Set the listing down again in full, word for word, with the pictures left out.

(Records excerpted from a collection)
┏━━

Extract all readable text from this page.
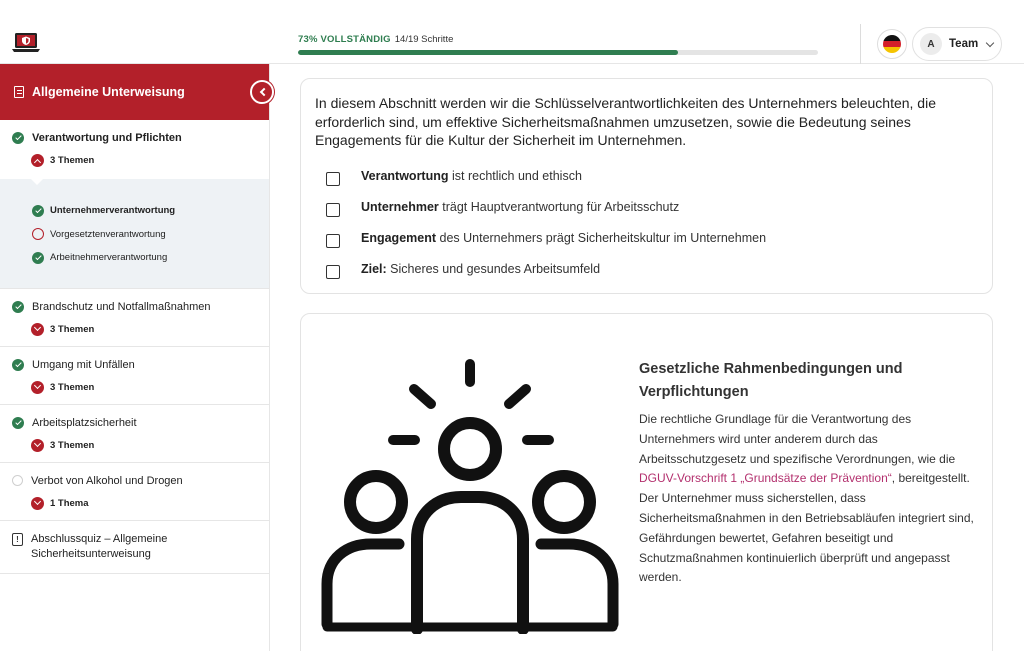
73% VOLLSTÄNDIG 14/19 Schritte	A	Team
Allgemeine Unterweisung
Verantwortung und Pflichten
3 Themen
Unternehmerverantwortung
Vorgesetztenverantwortung
Arbeitnehmerverantwortung
Brandschutz und Notfallmaßnahmen
3 Themen
Umgang mit Unfällen
3 Themen
Arbeitsplatzsicherheit
3 Themen
Verbot von Alkohol und Drogen
1 Thema
!	Abschlussquiz – Allgemeine Sicherheitsunterweisung

In diesem Abschnitt werden wir die Schlüsselverantwortlichkeiten des Unternehmers beleuchten, die erforderlich sind, um effektive Sicherheitsmaßnahmen umzusetzen, sowie die Bedeutung seines Engagements für die Kultur der Sicherheit im Unternehmen.

Verantwortung ist rechtlich und ethisch
Unternehmer trägt Hauptverantwortung für Arbeitsschutz
Engagement des Unternehmers prägt Sicherheitskultur im Unternehmen
Ziel: Sicheres und gesundes Arbeitsumfeld
Gesetzliche Rahmenbedingungen und Verpflichtungen

Die rechtliche Grundlage für die Verantwortung des Unternehmers wird unter anderem durch das Arbeitsschutzgesetz und spezifische Verordnungen, wie die DGUV-Vorschrift 1 „Grundsätze der Prävention“, bereitgestellt.
Der Unternehmer muss sicherstellen, dass Sicherheitsmaßnahmen in den Betriebsabläufen integriert sind, Gefährdungen bewertet, Gefahren beseitigt und Schutzmaßnahmen kontinuierlich überprüft und angepasst werden.
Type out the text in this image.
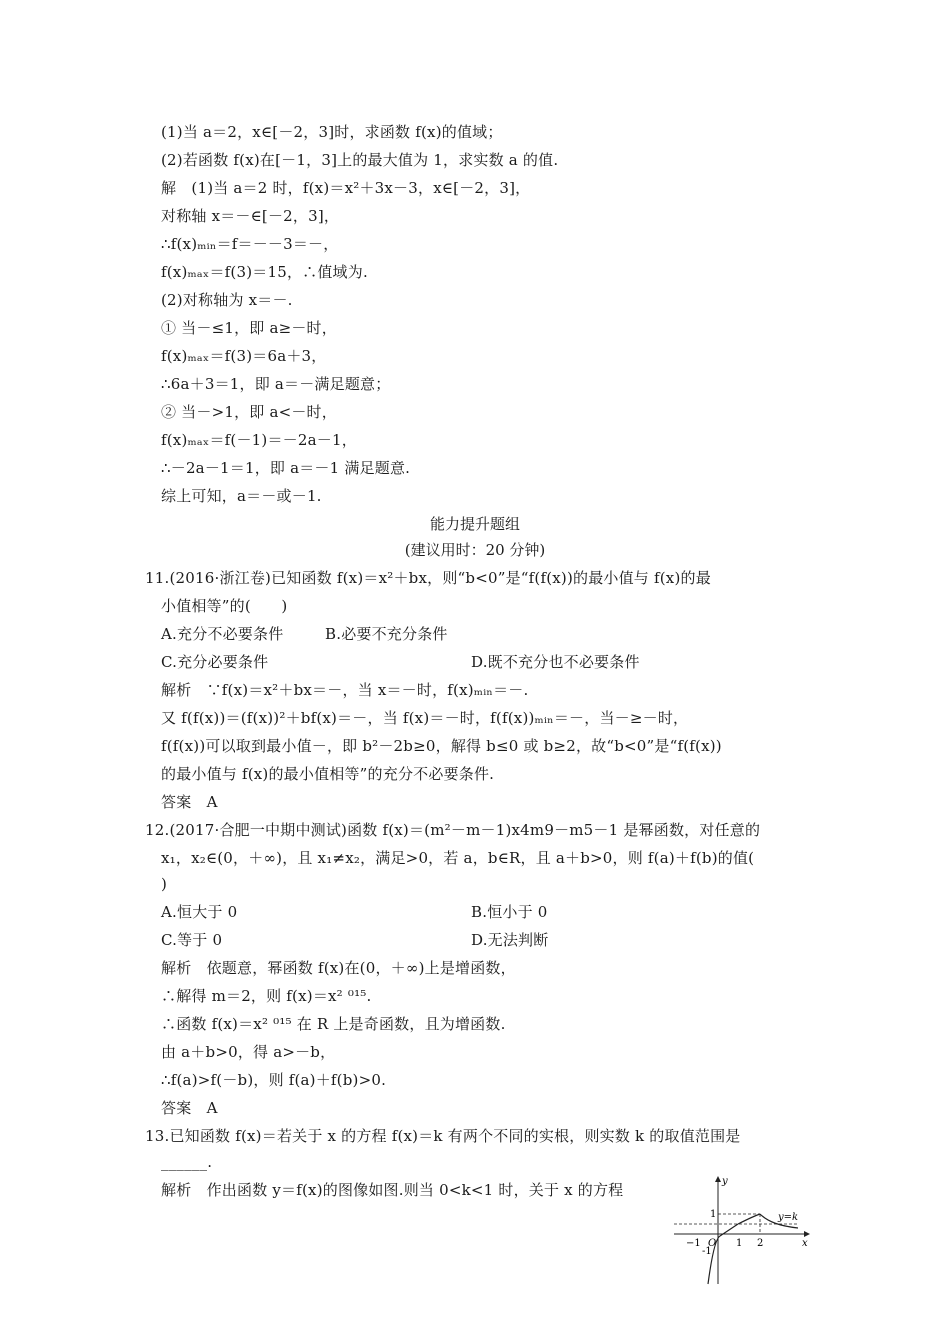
(1)当 a＝2，x∈[－2，3]时，求函数 f(x)的值域；
(2)若函数 f(x)在[－1，3]上的最大值为 1，求实数 a 的值.
解　(1)当 a＝2 时，f(x)＝x²＋3x－3，x∈[－2，3]，
对称轴 x＝－∈[－2，3]，
∴f(x)ₘᵢₙ＝f＝－－3＝－，
f(x)ₘₐₓ＝f(3)＝15，∴值域为.
(2)对称轴为 x＝－.
① 当－≤1，即 a≥－时，
f(x)ₘₐₓ＝f(3)＝6a＋3，
∴6a＋3＝1，即 a＝－满足题意；
② 当－>1，即 a<－时，
f(x)ₘₐₓ＝f(－1)＝－2a－1，
∴－2a－1＝1，即 a＝－1 满足题意.
综上可知，a＝－或－1.
能力提升题组
(建议用时：20 分钟)
11.(2016·浙江卷)已知函数 f(x)＝x²＋bx，则“b<0”是“f(f(x))的最小值与 f(x)的最
小值相等”的(　　)
A.充分不必要条件	B.必要不充分条件
C.充分必要条件	D.既不充分也不必要条件
解析　∵f(x)＝x²＋bx＝－，当 x＝－时，f(x)ₘᵢₙ＝－.
又 f(f(x))＝(f(x))²＋bf(x)＝－，当 f(x)＝－时，f(f(x))ₘᵢₙ＝－，当－≥－时，
f(f(x))可以取到最小值－，即 b²－2b≥0，解得 b≤0 或 b≥2，故“b<0”是“f(f(x))
的最小值与 f(x)的最小值相等”的充分不必要条件.
答案　A
12.(2017·合肥一中期中测试)函数 f(x)＝(m²－m－1)x4m9－m5－1 是幂函数，对任意的
x₁，x₂∈(0，＋∞)，且 x₁≠x₂，满足>0，若 a，b∈R，且 a＋b>0，则 f(a)＋f(b)的值(
)
A.恒大于 0	B.恒小于 0
C.等于 0	D.无法判断
解析　依题意，幂函数 f(x)在(0，＋∞)上是增函数，
∴解得 m＝2，则 f(x)＝x² ⁰¹⁵.
∴函数 f(x)＝x² ⁰¹⁵ 在 R 上是奇函数，且为增函数.
由 a＋b>0，得 a>－b，
∴f(a)>f(－b)，则 f(a)＋f(b)>0.
答案　A
13.已知函数 f(x)＝若关于 x 的方程 f(x)＝k 有两个不同的实根，则实数 k 的取值范围是
______.
解析　作出函数 y＝f(x)的图像如图.则当 0<k<1 时，关于 x 的方程	y
x
y=k
O
1
-1
−1	1 2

┗━━

▶ _The reply_:
Extract all readable text from this page.
73% VOLLSTÄNDIG 14/19 Schritte	A	Team
Allgemeine Unterweisung
Verantwortung und Pflichten
3 Themen
Unternehmerverantwortung
Vorgesetztenverantwortung
Arbeitnehmerverantwortung
Brandschutz und Notfallmaßnahmen
3 Themen
Umgang mit Unfällen
3 Themen
Arbeitsplatzsicherheit
3 Themen
Verbot von Alkohol und Drogen
1 Thema
!	Abschlussquiz – Allgemeine Sicherheitsunterweisung

In diesem Abschnitt werden wir die Schlüsselverantwortlichkeiten des Unternehmers beleuchten, die erforderlich sind, um effektive Sicherheitsmaßnahmen umzusetzen, sowie die Bedeutung seines Engagements für die Kultur der Sicherheit im Unternehmen.

Verantwortung ist rechtlich und ethisch
Unternehmer trägt Hauptverantwortung für Arbeitsschutz
Engagement des Unternehmers prägt Sicherheitskultur im Unternehmen
Ziel: Sicheres und gesundes Arbeitsumfeld
Gesetzliche Rahmenbedingungen und Verpflichtungen

Die rechtliche Grundlage für die Verantwortung des Unternehmers wird unter anderem durch das Arbeitsschutzgesetz und spezifische Verordnungen, wie die DGUV-Vorschrift 1 „Grundsätze der Prävention“, bereitgestellt.
Der Unternehmer muss sicherstellen, dass Sicherheitsmaßnahmen in den Betriebsabläufen integriert sind, Gefährdungen bewertet, Gefahren beseitigt und Schutzmaßnahmen kontinuierlich überprüft und angepasst werden.
Type out the text in this image.
(1)当 a＝2，x∈[－2，3]时，求函数 f(x)的值域；
(2)若函数 f(x)在[－1，3]上的最大值为 1，求实数 a 的值.
解　(1)当 a＝2 时，f(x)＝x²＋3x－3，x∈[－2，3]，
对称轴 x＝－∈[－2，3]，
∴f(x)ₘᵢₙ＝f＝－－3＝－，
f(x)ₘₐₓ＝f(3)＝15，∴值域为.
(2)对称轴为 x＝－.
① 当－≤1，即 a≥－时，
f(x)ₘₐₓ＝f(3)＝6a＋3，
∴6a＋3＝1，即 a＝－满足题意；
② 当－>1，即 a<－时，
f(x)ₘₐₓ＝f(－1)＝－2a－1，
∴－2a－1＝1，即 a＝－1 满足题意.
综上可知，a＝－或－1.
能力提升题组
(建议用时：20 分钟)
11.(2016·浙江卷)已知函数 f(x)＝x²＋bx，则“b<0”是“f(f(x))的最小值与 f(x)的最
小值相等”的(　　)
A.充分不必要条件	B.必要不充分条件
C.充分必要条件	D.既不充分也不必要条件
解析　∵f(x)＝x²＋bx＝－，当 x＝－时，f(x)ₘᵢₙ＝－.
又 f(f(x))＝(f(x))²＋bf(x)＝－，当 f(x)＝－时，f(f(x))ₘᵢₙ＝－，当－≥－时，
f(f(x))可以取到最小值－，即 b²－2b≥0，解得 b≤0 或 b≥2，故“b<0”是“f(f(x))
的最小值与 f(x)的最小值相等”的充分不必要条件.
答案　A
12.(2017·合肥一中期中测试)函数 f(x)＝(m²－m－1)x4m9－m5－1 是幂函数，对任意的
x₁，x₂∈(0，＋∞)，且 x₁≠x₂，满足>0，若 a，b∈R，且 a＋b>0，则 f(a)＋f(b)的值(
)
A.恒大于 0	B.恒小于 0
C.等于 0	D.无法判断
解析　依题意，幂函数 f(x)在(0，＋∞)上是增函数，
∴解得 m＝2，则 f(x)＝x² ⁰¹⁵.
∴函数 f(x)＝x² ⁰¹⁵ 在 R 上是奇函数，且为增函数.
由 a＋b>0，得 a>－b，
∴f(a)>f(－b)，则 f(a)＋f(b)>0.
答案　A
13.已知函数 f(x)＝若关于 x 的方程 f(x)＝k 有两个不同的实根，则实数 k 的取值范围是
______.
解析　作出函数 y＝f(x)的图像如图.则当 0<k<1 时，关于 x 的方程	y
x
y=k
O
1
-1
−1	1 2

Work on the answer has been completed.